Direction:
Count how many lines hold the word "structured" and give that number as the whole answer.

___ Given entries ___

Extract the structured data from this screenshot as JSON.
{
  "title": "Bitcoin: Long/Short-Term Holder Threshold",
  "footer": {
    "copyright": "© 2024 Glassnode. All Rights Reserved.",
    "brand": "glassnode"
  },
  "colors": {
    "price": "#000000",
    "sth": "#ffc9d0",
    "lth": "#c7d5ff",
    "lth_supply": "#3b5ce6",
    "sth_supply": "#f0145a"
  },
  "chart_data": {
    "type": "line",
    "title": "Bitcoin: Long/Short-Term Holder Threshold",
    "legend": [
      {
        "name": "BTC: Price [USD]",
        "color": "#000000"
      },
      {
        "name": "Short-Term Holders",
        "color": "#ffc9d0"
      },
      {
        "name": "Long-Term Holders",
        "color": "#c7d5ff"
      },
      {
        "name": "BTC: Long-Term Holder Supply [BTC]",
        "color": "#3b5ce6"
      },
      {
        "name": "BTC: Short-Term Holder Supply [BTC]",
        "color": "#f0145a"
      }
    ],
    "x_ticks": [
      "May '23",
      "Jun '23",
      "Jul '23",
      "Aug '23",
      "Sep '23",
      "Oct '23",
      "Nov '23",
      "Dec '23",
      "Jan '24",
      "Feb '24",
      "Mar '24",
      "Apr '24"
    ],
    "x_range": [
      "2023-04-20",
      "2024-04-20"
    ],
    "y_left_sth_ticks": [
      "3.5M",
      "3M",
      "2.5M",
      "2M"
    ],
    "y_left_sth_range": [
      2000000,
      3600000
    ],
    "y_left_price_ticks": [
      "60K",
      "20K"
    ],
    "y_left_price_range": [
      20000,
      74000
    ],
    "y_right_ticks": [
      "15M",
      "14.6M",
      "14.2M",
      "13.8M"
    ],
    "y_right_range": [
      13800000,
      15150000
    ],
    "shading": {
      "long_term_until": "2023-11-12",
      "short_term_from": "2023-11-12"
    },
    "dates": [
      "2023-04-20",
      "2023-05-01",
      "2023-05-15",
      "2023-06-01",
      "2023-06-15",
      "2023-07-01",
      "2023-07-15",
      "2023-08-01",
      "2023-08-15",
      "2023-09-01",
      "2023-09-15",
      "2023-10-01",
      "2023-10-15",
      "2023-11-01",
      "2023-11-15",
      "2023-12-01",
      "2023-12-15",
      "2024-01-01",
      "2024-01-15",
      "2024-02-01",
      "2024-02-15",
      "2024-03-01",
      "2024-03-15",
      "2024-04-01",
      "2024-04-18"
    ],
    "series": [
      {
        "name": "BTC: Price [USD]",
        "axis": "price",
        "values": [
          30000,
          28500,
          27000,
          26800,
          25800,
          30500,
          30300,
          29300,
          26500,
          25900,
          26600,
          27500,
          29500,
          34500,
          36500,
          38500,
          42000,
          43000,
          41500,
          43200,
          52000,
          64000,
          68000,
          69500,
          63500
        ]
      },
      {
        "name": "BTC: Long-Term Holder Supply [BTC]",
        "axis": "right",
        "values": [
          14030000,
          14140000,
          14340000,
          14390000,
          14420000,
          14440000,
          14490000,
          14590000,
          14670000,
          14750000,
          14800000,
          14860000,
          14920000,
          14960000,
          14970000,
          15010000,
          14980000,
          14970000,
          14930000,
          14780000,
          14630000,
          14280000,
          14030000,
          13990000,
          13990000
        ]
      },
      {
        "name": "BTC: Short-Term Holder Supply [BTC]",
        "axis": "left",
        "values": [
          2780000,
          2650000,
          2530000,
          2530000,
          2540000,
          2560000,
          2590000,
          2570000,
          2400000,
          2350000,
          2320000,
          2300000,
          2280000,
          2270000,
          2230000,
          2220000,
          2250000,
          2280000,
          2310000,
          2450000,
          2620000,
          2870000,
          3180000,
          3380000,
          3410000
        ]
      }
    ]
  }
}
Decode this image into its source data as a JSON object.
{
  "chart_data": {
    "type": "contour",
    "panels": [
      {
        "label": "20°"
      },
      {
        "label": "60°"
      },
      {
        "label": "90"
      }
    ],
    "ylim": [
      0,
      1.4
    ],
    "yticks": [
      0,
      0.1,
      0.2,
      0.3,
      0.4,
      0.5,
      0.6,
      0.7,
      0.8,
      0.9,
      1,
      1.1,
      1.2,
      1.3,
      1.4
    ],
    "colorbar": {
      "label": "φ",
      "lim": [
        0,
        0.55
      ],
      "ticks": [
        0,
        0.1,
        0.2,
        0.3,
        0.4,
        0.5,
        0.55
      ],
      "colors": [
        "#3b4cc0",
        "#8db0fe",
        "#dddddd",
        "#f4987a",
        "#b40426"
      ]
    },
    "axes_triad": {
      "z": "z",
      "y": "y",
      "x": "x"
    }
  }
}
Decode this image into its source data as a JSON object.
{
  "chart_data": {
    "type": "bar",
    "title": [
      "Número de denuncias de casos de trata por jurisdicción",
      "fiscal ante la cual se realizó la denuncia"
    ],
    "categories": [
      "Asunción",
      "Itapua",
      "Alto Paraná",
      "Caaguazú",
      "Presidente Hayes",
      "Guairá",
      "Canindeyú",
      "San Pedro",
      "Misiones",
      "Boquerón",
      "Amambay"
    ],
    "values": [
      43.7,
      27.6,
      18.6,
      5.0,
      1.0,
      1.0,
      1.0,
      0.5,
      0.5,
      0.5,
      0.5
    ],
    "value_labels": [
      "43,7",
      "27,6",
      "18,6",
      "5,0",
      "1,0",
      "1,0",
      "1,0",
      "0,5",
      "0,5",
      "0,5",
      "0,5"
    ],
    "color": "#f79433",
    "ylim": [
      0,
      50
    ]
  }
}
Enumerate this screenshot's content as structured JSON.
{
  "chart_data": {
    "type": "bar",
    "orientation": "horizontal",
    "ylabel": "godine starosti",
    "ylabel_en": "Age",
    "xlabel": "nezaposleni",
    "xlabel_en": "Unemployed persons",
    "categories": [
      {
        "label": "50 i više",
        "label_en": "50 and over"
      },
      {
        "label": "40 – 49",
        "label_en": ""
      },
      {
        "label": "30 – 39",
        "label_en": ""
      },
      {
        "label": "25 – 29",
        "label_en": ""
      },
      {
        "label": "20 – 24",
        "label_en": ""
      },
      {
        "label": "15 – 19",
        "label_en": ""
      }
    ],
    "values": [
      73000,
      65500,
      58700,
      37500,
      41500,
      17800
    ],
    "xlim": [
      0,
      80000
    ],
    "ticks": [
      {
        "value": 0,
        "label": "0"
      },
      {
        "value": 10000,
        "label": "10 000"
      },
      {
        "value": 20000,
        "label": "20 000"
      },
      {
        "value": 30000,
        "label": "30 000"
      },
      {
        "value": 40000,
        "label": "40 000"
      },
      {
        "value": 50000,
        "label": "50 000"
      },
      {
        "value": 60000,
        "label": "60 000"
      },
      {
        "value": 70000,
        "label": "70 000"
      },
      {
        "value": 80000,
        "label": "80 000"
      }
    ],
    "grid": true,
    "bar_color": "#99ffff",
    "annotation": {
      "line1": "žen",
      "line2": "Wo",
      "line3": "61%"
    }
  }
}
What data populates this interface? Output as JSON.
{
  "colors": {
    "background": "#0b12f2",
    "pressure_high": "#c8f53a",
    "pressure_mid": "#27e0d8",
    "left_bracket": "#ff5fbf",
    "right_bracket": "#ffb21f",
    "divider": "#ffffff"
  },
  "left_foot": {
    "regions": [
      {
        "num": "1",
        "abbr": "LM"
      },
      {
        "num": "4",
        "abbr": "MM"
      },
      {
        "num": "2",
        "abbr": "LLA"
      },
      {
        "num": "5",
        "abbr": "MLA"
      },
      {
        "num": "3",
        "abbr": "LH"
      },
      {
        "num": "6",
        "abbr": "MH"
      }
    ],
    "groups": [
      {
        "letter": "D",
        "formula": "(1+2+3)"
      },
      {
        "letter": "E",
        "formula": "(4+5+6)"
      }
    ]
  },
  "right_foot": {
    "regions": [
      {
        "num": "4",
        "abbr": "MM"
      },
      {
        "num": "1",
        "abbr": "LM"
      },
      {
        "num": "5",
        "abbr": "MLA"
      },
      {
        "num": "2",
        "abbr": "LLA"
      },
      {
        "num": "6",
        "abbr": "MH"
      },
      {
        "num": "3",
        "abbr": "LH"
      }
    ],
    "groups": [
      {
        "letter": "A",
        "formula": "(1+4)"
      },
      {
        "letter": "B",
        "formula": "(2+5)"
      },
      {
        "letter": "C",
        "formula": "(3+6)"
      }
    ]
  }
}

___

Response below:
2